* **Objective**:
Return the whole listing, line for line, without the pictures in it.

* **Given records**:
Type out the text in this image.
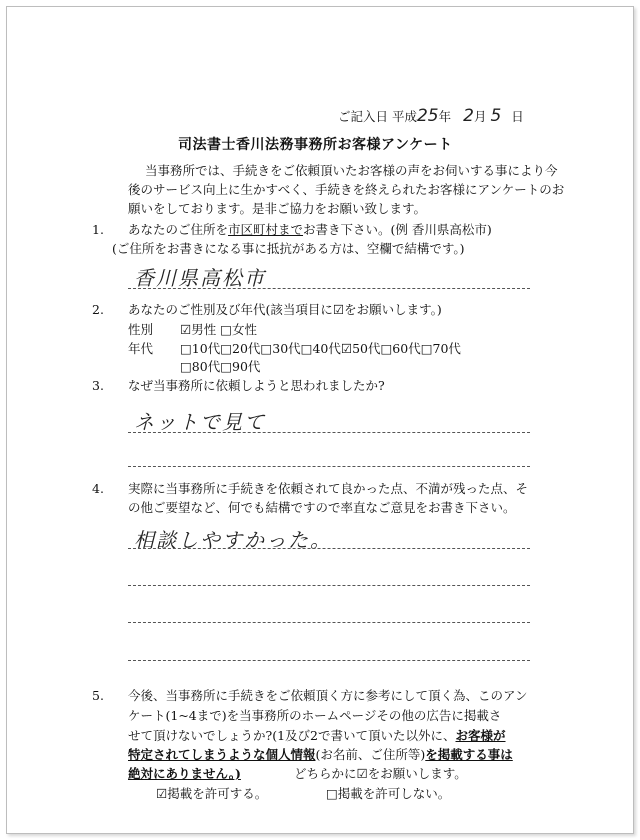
ご記入日 平成25年 2月 5 日
司法書士香川法務事務所お客様アンケート
当事務所では、手続きをご依頼頂いたお客様の声をお伺いする事により今
後のサービス向上に生かすべく、手続きを終えられたお客様にアンケートのお
願いをしております。是非ご協力をお願い致します。
1. あなたのご住所を市区町村までお書き下さい。(例 香川県高松市)
(ご住所をお書きになる事に抵抗がある方は、空欄で結構です。)
香川県高松市
2. あなたのご性別及び年代(該当項目に☑をお願いします。)
性別 ☑男性 □女性
年代 □10代□20代□30代□40代☑50代□60代□70代
□80代□90代
3. なぜ当事務所に依頼しようと思われましたか?
ネットで見て
4. 実際に当事務所に手続きを依頼されて良かった点、不満が残った点、そ
の他ご要望など、何でも結構ですので率直なご意見をお書き下さい。
相談しやすかった。
5. 今後、当事務所に手続きをご依頼頂く方に参考にして頂く為、このアン
ケート(1~4まで)を当事務所のホームページその他の広告に掲載さ
せて頂けないでしょうか?(1及び2で書いて頂いた以外に、お客様が
特定されてしまうような個人情報(お名前、ご住所等)を掲載する事は
絶対にありません。)	どちらかに☑をお願いします。
☑掲載を許可する。	□掲載を許可しない。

* **Answer to this task**:
Type out the text in this image.
ご記入日 平成25年 2月 5 日
司法書士香川法務事務所お客様アンケート
当事務所では、手続きをご依頼頂いたお客様の声をお伺いする事により今
後のサービス向上に生かすべく、手続きを終えられたお客様にアンケートのお
願いをしております。是非ご協力をお願い致します。
1. あなたのご住所を市区町村までお書き下さい。(例 香川県高松市)
(ご住所をお書きになる事に抵抗がある方は、空欄で結構です。)
香川県高松市
2. あなたのご性別及び年代(該当項目に☑をお願いします。)
性別 ☑男性 □女性
年代 □10代□20代□30代□40代☑50代□60代□70代
□80代□90代
3. なぜ当事務所に依頼しようと思われましたか?
ネットで見て
4. 実際に当事務所に手続きを依頼されて良かった点、不満が残った点、そ
の他ご要望など、何でも結構ですので率直なご意見をお書き下さい。
相談しやすかった。
5. 今後、当事務所に手続きをご依頼頂く方に参考にして頂く為、このアン
ケート(1~4まで)を当事務所のホームページその他の広告に掲載さ
せて頂けないでしょうか?(1及び2で書いて頂いた以外に、お客様が
特定されてしまうような個人情報(お名前、ご住所等)を掲載する事は
絶対にありません。)	どちらかに☑をお願いします。
☑掲載を許可する。	□掲載を許可しない。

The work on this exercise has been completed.